State the number of lines, and only that number, in which the word "right" appears.

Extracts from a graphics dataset
-------------------------
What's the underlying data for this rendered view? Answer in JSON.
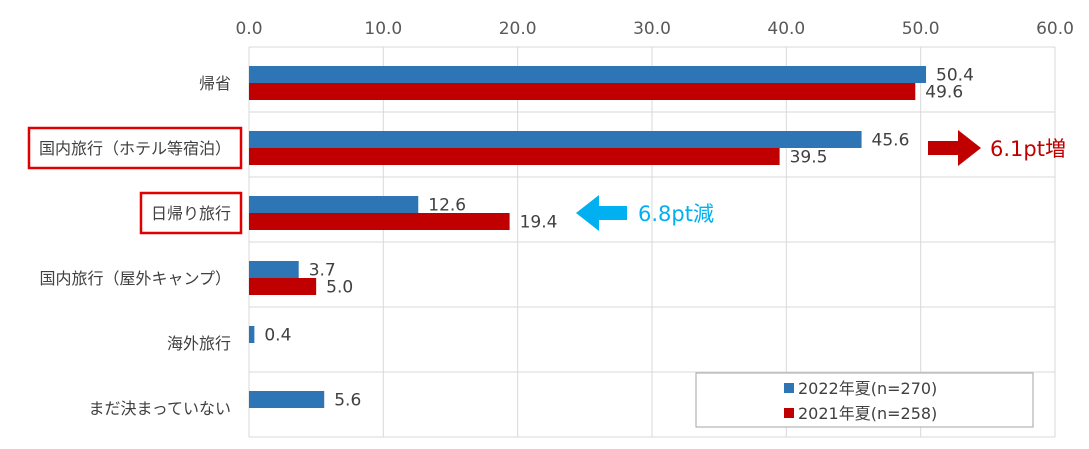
{
  "chart_data": {
    "type": "bar",
    "orientation": "horizontal",
    "categories": [
      "帰省",
      "国内旅行（ホテル等宿泊）",
      "日帰り旅行",
      "国内旅行（屋外キャンプ）",
      "海外旅行",
      "まだ決まっていない"
    ],
    "series": [
      {
        "name": "2022年夏(n=270)",
        "color": "#2e75b6",
        "values": [
          50.4,
          45.6,
          12.6,
          3.7,
          0.4,
          5.6
        ]
      },
      {
        "name": "2021年夏(n=258)",
        "color": "#c00000",
        "values": [
          49.6,
          39.5,
          19.4,
          5.0,
          null,
          null
        ]
      }
    ],
    "data_labels": [
      [
        "50.4",
        "45.6",
        "12.6",
        "3.7",
        "0.4",
        "5.6"
      ],
      [
        "49.6",
        "39.5",
        "19.4",
        "5.0",
        "",
        ""
      ]
    ],
    "xlim": [
      0,
      60
    ],
    "xticks": [
      "0.0",
      "10.0",
      "20.0",
      "30.0",
      "40.0",
      "50.0",
      "60.0"
    ],
    "x_axis_position": "top",
    "grid": true,
    "legend_position": "bottom-right",
    "highlighted_categories": [
      "国内旅行（ホテル等宿泊）",
      "日帰り旅行"
    ],
    "annotations": [
      {
        "text": "6.1pt増",
        "category": "国内旅行（ホテル等宿泊）",
        "direction": "right",
        "color": "#c00000"
      },
      {
        "text": "6.8pt減",
        "category": "日帰り旅行",
        "direction": "left",
        "color": "#00b0f0"
      }
    ]
  }
}
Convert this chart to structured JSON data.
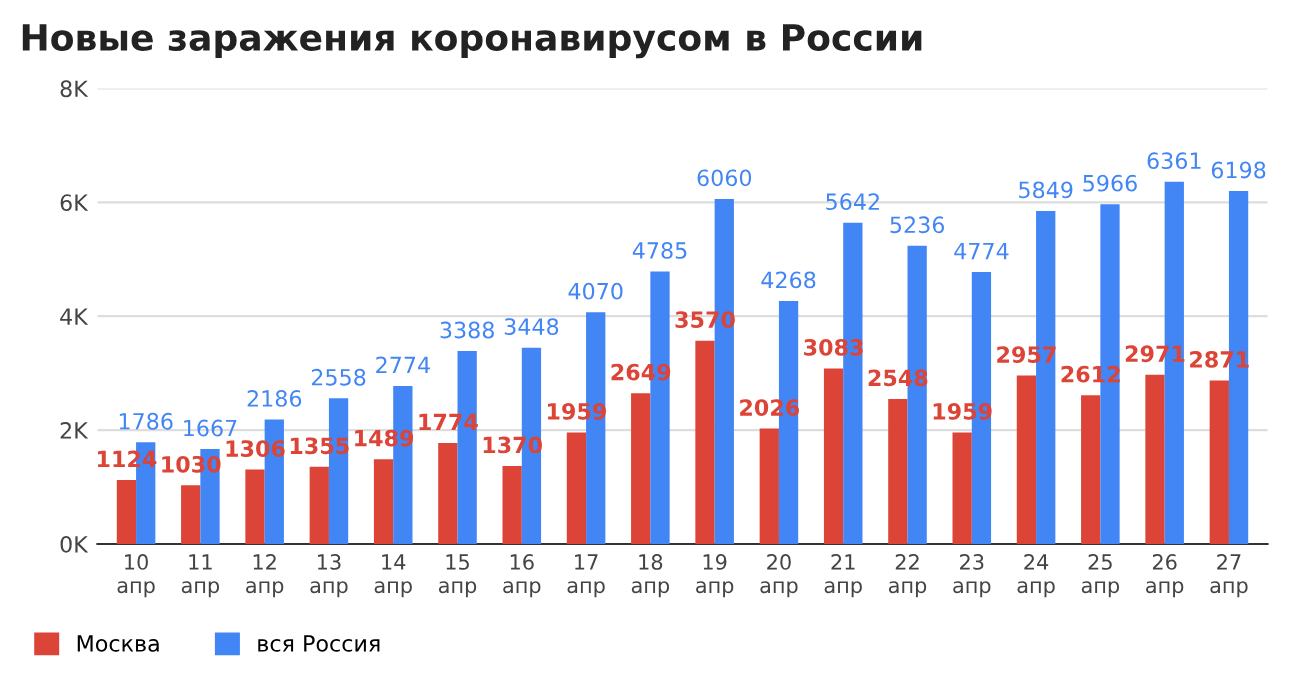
{
  "chart_data": {
    "type": "bar",
    "title": "Новые заражения коронавирусом в России",
    "categories": [
      "10\nапр",
      "11\nапр",
      "12\nапр",
      "13\nапр",
      "14\nапр",
      "15\nапр",
      "16\nапр",
      "17\nапр",
      "18\nапр",
      "19\nапр",
      "20\nапр",
      "21\nапр",
      "22\nапр",
      "23\nапр",
      "24\nапр",
      "25\nапр",
      "26\nапр",
      "27\nапр"
    ],
    "series": [
      {
        "name": "Москва",
        "color": "#db4437",
        "values": [
          1124,
          1030,
          1306,
          1355,
          1489,
          1774,
          1370,
          1959,
          2649,
          3570,
          2026,
          3083,
          2548,
          1959,
          2957,
          2612,
          2971,
          2871
        ]
      },
      {
        "name": "вся Россия",
        "color": "#4285f4",
        "values": [
          1786,
          1667,
          2186,
          2558,
          2774,
          3388,
          3448,
          4070,
          4785,
          6060,
          4268,
          5642,
          5236,
          4774,
          5849,
          5966,
          6361,
          6198
        ]
      }
    ],
    "ylim": [
      0,
      8000
    ],
    "yticks": [
      {
        "value": 0,
        "label": "0K"
      },
      {
        "value": 2000,
        "label": "2K"
      },
      {
        "value": 4000,
        "label": "4K"
      },
      {
        "value": 6000,
        "label": "6K"
      },
      {
        "value": 8000,
        "label": "8K"
      }
    ],
    "grid": "y",
    "legend": "bottom left",
    "data_labels": true
  }
}
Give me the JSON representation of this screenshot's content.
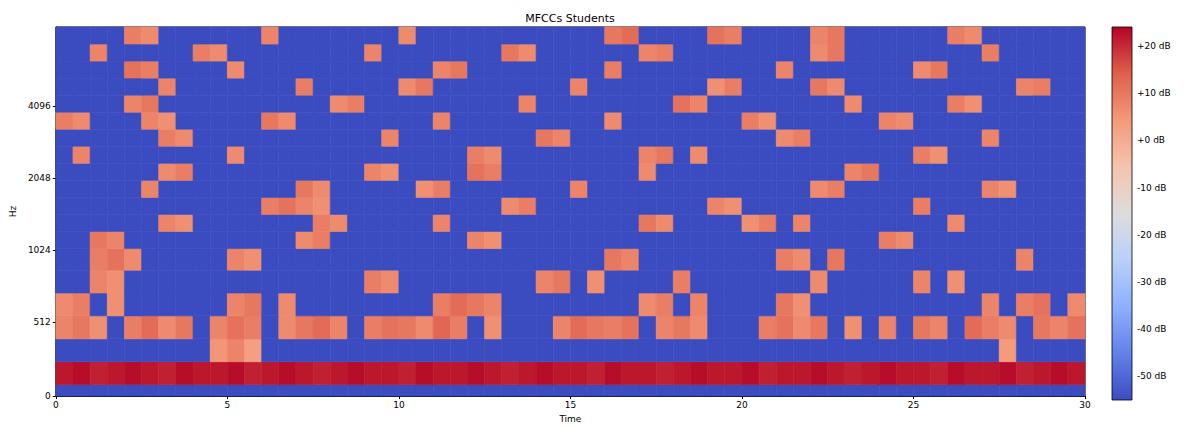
{
  "chart_data": {
    "type": "heatmap",
    "title": "MFCCs Students",
    "x_label": "Time",
    "y_label": "Hz",
    "xlim": [
      0,
      30
    ],
    "xticks": [
      0,
      5,
      10,
      15,
      20,
      25,
      30
    ],
    "ylim": [
      0,
      8783
    ],
    "yticks": [
      0,
      512,
      1024,
      2048,
      4096
    ],
    "log": "y",
    "grid": false,
    "x_edges": [
      0,
      0.5,
      1,
      1.5,
      2,
      2.5,
      3,
      3.5,
      4,
      4.5,
      5,
      5.5,
      6,
      6.5,
      7,
      7.5,
      8,
      8.5,
      9,
      9.5,
      10,
      10.5,
      11,
      11.5,
      12,
      12.5,
      13,
      13.5,
      14,
      14.5,
      15,
      15.5,
      16,
      16.5,
      17,
      17.5,
      18,
      18.5,
      19,
      19.5,
      20,
      20.5,
      21,
      21.5,
      22,
      22.5,
      23,
      23.5,
      24,
      24.5,
      25,
      25.5,
      26,
      26.5,
      27,
      27.5,
      28,
      28.5,
      29,
      29.5,
      30
    ],
    "y_edges": [
      0,
      80,
      239,
      398,
      558,
      717,
      876,
      1037,
      1223,
      1441,
      1698,
      2002,
      2359,
      2781,
      3277,
      3862,
      4552,
      5365,
      6323,
      7452,
      8783
    ],
    "values": [
      [
        -55,
        -55,
        -55,
        -55,
        -55,
        -55,
        -55,
        -55,
        -55,
        -55,
        -55,
        -55,
        -55,
        -55,
        -55,
        -55,
        -55,
        -55,
        -55,
        -55,
        -55,
        -55,
        -55,
        -55,
        -55,
        -55,
        -55,
        -55,
        -55,
        -55,
        -55,
        -55,
        -55,
        -55,
        -55,
        -55,
        -55,
        -55,
        -55,
        -55,
        -55,
        -55,
        -55,
        -55,
        -55,
        -55,
        -55,
        -55,
        -55,
        -55,
        -55,
        -55,
        -55,
        -55,
        -55,
        -55,
        -55,
        -55,
        -55,
        -55
      ],
      [
        22,
        23,
        21,
        22,
        23,
        22,
        21,
        23,
        22,
        22,
        23,
        21,
        22,
        23,
        22,
        21,
        22,
        23,
        22,
        22,
        21,
        23,
        22,
        22,
        23,
        22,
        21,
        22,
        23,
        22,
        22,
        21,
        23,
        22,
        22,
        21,
        22,
        23,
        22,
        22,
        23,
        21,
        22,
        22,
        23,
        22,
        21,
        22,
        23,
        22,
        22,
        21,
        23,
        22,
        22,
        23,
        21,
        22,
        23,
        22
      ],
      [
        -55,
        -55,
        -55,
        -55,
        -55,
        -55,
        -55,
        -55,
        -55,
        5,
        8,
        3,
        -55,
        -55,
        -55,
        -55,
        -55,
        -55,
        -55,
        -55,
        -55,
        -55,
        -55,
        -55,
        -55,
        -55,
        -55,
        -55,
        -55,
        -55,
        -55,
        -55,
        -55,
        -55,
        -55,
        -55,
        -55,
        -55,
        -55,
        -55,
        -55,
        -55,
        -55,
        -55,
        -55,
        -55,
        -55,
        -55,
        -55,
        -55,
        -55,
        -55,
        -55,
        -55,
        -55,
        4,
        -55,
        -55,
        -55,
        -55
      ],
      [
        8,
        10,
        6,
        -55,
        9,
        12,
        7,
        10,
        -55,
        8,
        11,
        9,
        -55,
        7,
        10,
        12,
        8,
        -55,
        9,
        11,
        10,
        7,
        13,
        9,
        -55,
        6,
        -55,
        -55,
        -55,
        8,
        12,
        10,
        9,
        11,
        -55,
        8,
        10,
        7,
        -55,
        -55,
        -55,
        9,
        11,
        7,
        10,
        -55,
        6,
        -55,
        8,
        -55,
        10,
        8,
        -55,
        12,
        9,
        7,
        -55,
        10,
        8,
        11
      ],
      [
        7,
        9,
        -55,
        6,
        -55,
        -55,
        -55,
        -55,
        -55,
        -55,
        8,
        10,
        -55,
        7,
        -55,
        -55,
        -55,
        -55,
        -55,
        -55,
        -55,
        -55,
        9,
        12,
        10,
        8,
        -55,
        -55,
        -55,
        -55,
        -55,
        -55,
        -55,
        -55,
        7,
        9,
        -55,
        8,
        -55,
        -55,
        -55,
        -55,
        10,
        6,
        -55,
        -55,
        -55,
        -55,
        -55,
        -55,
        -55,
        -55,
        -55,
        -55,
        8,
        -55,
        9,
        11,
        -55,
        7
      ],
      [
        -55,
        -55,
        8,
        6,
        -55,
        -55,
        -55,
        -55,
        -55,
        -55,
        -55,
        -55,
        -55,
        -55,
        -55,
        -55,
        -55,
        -55,
        9,
        7,
        -55,
        -55,
        -55,
        -55,
        -55,
        -55,
        -55,
        -55,
        8,
        10,
        -55,
        6,
        -55,
        -55,
        -55,
        -55,
        9,
        -55,
        -55,
        -55,
        -55,
        -55,
        -55,
        -55,
        7,
        -55,
        -55,
        -55,
        -55,
        -55,
        8,
        -55,
        6,
        -55,
        -55,
        -55,
        -55,
        -55,
        -55,
        -55
      ],
      [
        -55,
        -55,
        9,
        11,
        7,
        -55,
        -55,
        -55,
        -55,
        -55,
        8,
        6,
        -55,
        -55,
        -55,
        -55,
        -55,
        -55,
        -55,
        -55,
        -55,
        -55,
        -55,
        -55,
        -55,
        -55,
        -55,
        -55,
        -55,
        -55,
        -55,
        -55,
        10,
        8,
        -55,
        -55,
        -55,
        -55,
        -55,
        -55,
        -55,
        -55,
        9,
        7,
        -55,
        10,
        -55,
        -55,
        -55,
        -55,
        -55,
        -55,
        -55,
        -55,
        -55,
        -55,
        8,
        -55,
        -55,
        -55
      ],
      [
        -55,
        -55,
        10,
        8,
        -55,
        -55,
        -55,
        -55,
        -55,
        -55,
        -55,
        -55,
        -55,
        -55,
        7,
        9,
        -55,
        -55,
        -55,
        -55,
        -55,
        -55,
        -55,
        -55,
        8,
        6,
        -55,
        -55,
        -55,
        -55,
        -55,
        -55,
        -55,
        -55,
        -55,
        -55,
        -55,
        -55,
        -55,
        -55,
        -55,
        -55,
        -55,
        -55,
        -55,
        -55,
        -55,
        -55,
        9,
        7,
        -55,
        -55,
        -55,
        -55,
        -55,
        -55,
        -55,
        -55,
        -55,
        -55
      ],
      [
        -55,
        -55,
        -55,
        -55,
        -55,
        -55,
        8,
        6,
        -55,
        -55,
        -55,
        -55,
        -55,
        -55,
        -55,
        9,
        7,
        -55,
        -55,
        -55,
        -55,
        -55,
        8,
        -55,
        -55,
        -55,
        -55,
        -55,
        -55,
        -55,
        -55,
        -55,
        -55,
        -55,
        10,
        7,
        -55,
        -55,
        -55,
        -55,
        6,
        9,
        -55,
        8,
        -55,
        -55,
        -55,
        -55,
        -55,
        -55,
        -55,
        -55,
        7,
        -55,
        -55,
        -55,
        -55,
        -55,
        -55,
        -55
      ],
      [
        -55,
        -55,
        -55,
        -55,
        -55,
        -55,
        -55,
        -55,
        -55,
        -55,
        -55,
        -55,
        9,
        11,
        8,
        6,
        -55,
        -55,
        -55,
        -55,
        -55,
        -55,
        -55,
        -55,
        -55,
        -55,
        7,
        9,
        -55,
        -55,
        -55,
        -55,
        -55,
        -55,
        -55,
        -55,
        -55,
        -55,
        8,
        6,
        -55,
        -55,
        -55,
        -55,
        -55,
        -55,
        -55,
        -55,
        -55,
        -55,
        9,
        -55,
        -55,
        -55,
        -55,
        -55,
        -55,
        -55,
        -55,
        -55
      ],
      [
        -55,
        -55,
        -55,
        -55,
        -55,
        8,
        -55,
        -55,
        -55,
        -55,
        -55,
        -55,
        -55,
        -55,
        10,
        7,
        -55,
        -55,
        -55,
        -55,
        -55,
        6,
        9,
        -55,
        -55,
        -55,
        -55,
        -55,
        -55,
        -55,
        8,
        -55,
        -55,
        -55,
        -55,
        -55,
        -55,
        -55,
        -55,
        -55,
        -55,
        -55,
        -55,
        -55,
        7,
        9,
        -55,
        -55,
        -55,
        -55,
        -55,
        -55,
        -55,
        -55,
        8,
        6,
        -55,
        -55,
        -55,
        -55
      ],
      [
        -55,
        -55,
        -55,
        -55,
        -55,
        -55,
        7,
        9,
        -55,
        -55,
        -55,
        -55,
        -55,
        -55,
        -55,
        -55,
        -55,
        -55,
        8,
        6,
        -55,
        -55,
        -55,
        -55,
        11,
        9,
        -55,
        -55,
        -55,
        -55,
        -55,
        -55,
        -55,
        -55,
        7,
        -55,
        -55,
        -55,
        -55,
        -55,
        -55,
        -55,
        -55,
        -55,
        -55,
        -55,
        8,
        10,
        -55,
        -55,
        -55,
        -55,
        -55,
        -55,
        -55,
        -55,
        -55,
        -55,
        -55,
        -55
      ],
      [
        -55,
        8,
        -55,
        -55,
        -55,
        -55,
        -55,
        -55,
        -55,
        -55,
        7,
        -55,
        -55,
        -55,
        -55,
        -55,
        -55,
        -55,
        -55,
        -55,
        -55,
        -55,
        -55,
        -55,
        9,
        7,
        -55,
        -55,
        -55,
        -55,
        -55,
        -55,
        -55,
        -55,
        8,
        10,
        -55,
        7,
        -55,
        -55,
        -55,
        -55,
        -55,
        -55,
        -55,
        -55,
        -55,
        -55,
        -55,
        -55,
        9,
        6,
        -55,
        -55,
        -55,
        -55,
        -55,
        -55,
        -55,
        -55
      ],
      [
        -55,
        -55,
        -55,
        -55,
        -55,
        -55,
        9,
        7,
        -55,
        -55,
        -55,
        -55,
        -55,
        -55,
        -55,
        -55,
        -55,
        -55,
        -55,
        8,
        -55,
        -55,
        -55,
        -55,
        -55,
        -55,
        -55,
        -55,
        10,
        8,
        -55,
        -55,
        -55,
        -55,
        -55,
        -55,
        -55,
        -55,
        -55,
        -55,
        -55,
        -55,
        7,
        9,
        -55,
        -55,
        -55,
        -55,
        -55,
        -55,
        -55,
        -55,
        -55,
        -55,
        8,
        -55,
        -55,
        -55,
        -55,
        -55
      ],
      [
        9,
        7,
        -55,
        -55,
        -55,
        8,
        6,
        -55,
        -55,
        -55,
        -55,
        -55,
        10,
        7,
        -55,
        -55,
        -55,
        -55,
        -55,
        -55,
        -55,
        -55,
        8,
        -55,
        -55,
        -55,
        -55,
        -55,
        -55,
        -55,
        -55,
        -55,
        7,
        -55,
        -55,
        -55,
        -55,
        -55,
        -55,
        -55,
        9,
        6,
        -55,
        -55,
        -55,
        -55,
        -55,
        -55,
        8,
        7,
        -55,
        -55,
        -55,
        -55,
        -55,
        -55,
        -55,
        -55,
        -55,
        -55
      ],
      [
        -55,
        -55,
        -55,
        -55,
        8,
        10,
        -55,
        -55,
        -55,
        -55,
        -55,
        -55,
        -55,
        -55,
        -55,
        -55,
        7,
        9,
        -55,
        -55,
        -55,
        -55,
        -55,
        -55,
        -55,
        -55,
        -55,
        8,
        -55,
        -55,
        -55,
        -55,
        -55,
        -55,
        -55,
        -55,
        11,
        8,
        -55,
        -55,
        -55,
        -55,
        -55,
        -55,
        -55,
        -55,
        7,
        -55,
        -55,
        -55,
        -55,
        -55,
        9,
        6,
        -55,
        -55,
        -55,
        -55,
        -55,
        -55
      ],
      [
        -55,
        -55,
        -55,
        -55,
        -55,
        -55,
        8,
        -55,
        -55,
        -55,
        -55,
        -55,
        -55,
        -55,
        9,
        -55,
        -55,
        -55,
        -55,
        -55,
        7,
        10,
        -55,
        -55,
        -55,
        -55,
        -55,
        -55,
        -55,
        -55,
        8,
        -55,
        -55,
        -55,
        -55,
        -55,
        -55,
        -55,
        6,
        9,
        -55,
        -55,
        -55,
        -55,
        10,
        7,
        -55,
        -55,
        -55,
        -55,
        -55,
        -55,
        -55,
        -55,
        -55,
        -55,
        8,
        9,
        -55,
        -55
      ],
      [
        -55,
        -55,
        -55,
        -55,
        11,
        9,
        -55,
        -55,
        -55,
        -55,
        7,
        -55,
        -55,
        -55,
        -55,
        -55,
        -55,
        -55,
        -55,
        -55,
        -55,
        -55,
        8,
        10,
        -55,
        -55,
        -55,
        -55,
        -55,
        -55,
        -55,
        -55,
        9,
        -55,
        -55,
        -55,
        -55,
        -55,
        -55,
        -55,
        -55,
        -55,
        8,
        -55,
        -55,
        -55,
        -55,
        -55,
        -55,
        -55,
        7,
        10,
        -55,
        -55,
        -55,
        -55,
        -55,
        -55,
        -55,
        -55
      ],
      [
        -55,
        -55,
        8,
        -55,
        -55,
        -55,
        -55,
        -55,
        9,
        7,
        -55,
        -55,
        -55,
        -55,
        -55,
        -55,
        -55,
        -55,
        8,
        -55,
        -55,
        -55,
        -55,
        -55,
        -55,
        -55,
        10,
        7,
        -55,
        -55,
        -55,
        -55,
        -55,
        -55,
        8,
        9,
        -55,
        -55,
        -55,
        -55,
        -55,
        -55,
        -55,
        -55,
        7,
        10,
        -55,
        -55,
        -55,
        -55,
        -55,
        -55,
        -55,
        -55,
        9,
        -55,
        -55,
        -55,
        -55,
        -55
      ],
      [
        -55,
        -55,
        -55,
        -55,
        9,
        7,
        -55,
        -55,
        -55,
        -55,
        -55,
        -55,
        8,
        -55,
        -55,
        -55,
        -55,
        -55,
        -55,
        -55,
        7,
        -55,
        -55,
        -55,
        -55,
        -55,
        -55,
        -55,
        -55,
        -55,
        -55,
        -55,
        10,
        12,
        -55,
        -55,
        -55,
        -55,
        11,
        9,
        -55,
        -55,
        -55,
        -55,
        8,
        10,
        -55,
        -55,
        -55,
        -55,
        -55,
        -55,
        9,
        7,
        -55,
        -55,
        -55,
        -55,
        -55,
        -55
      ]
    ],
    "colorbar": {
      "range": [
        -55,
        24
      ],
      "ticks": [
        {
          "value": 20,
          "label": "+20 dB"
        },
        {
          "value": 10,
          "label": "+10 dB"
        },
        {
          "value": 0,
          "label": "+0 dB"
        },
        {
          "value": -10,
          "label": "-10 dB"
        },
        {
          "value": -20,
          "label": "-20 dB"
        },
        {
          "value": -30,
          "label": "-30 dB"
        },
        {
          "value": -40,
          "label": "-40 dB"
        },
        {
          "value": -50,
          "label": "-50 dB"
        }
      ]
    }
  }
}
-------------------------
Result — 2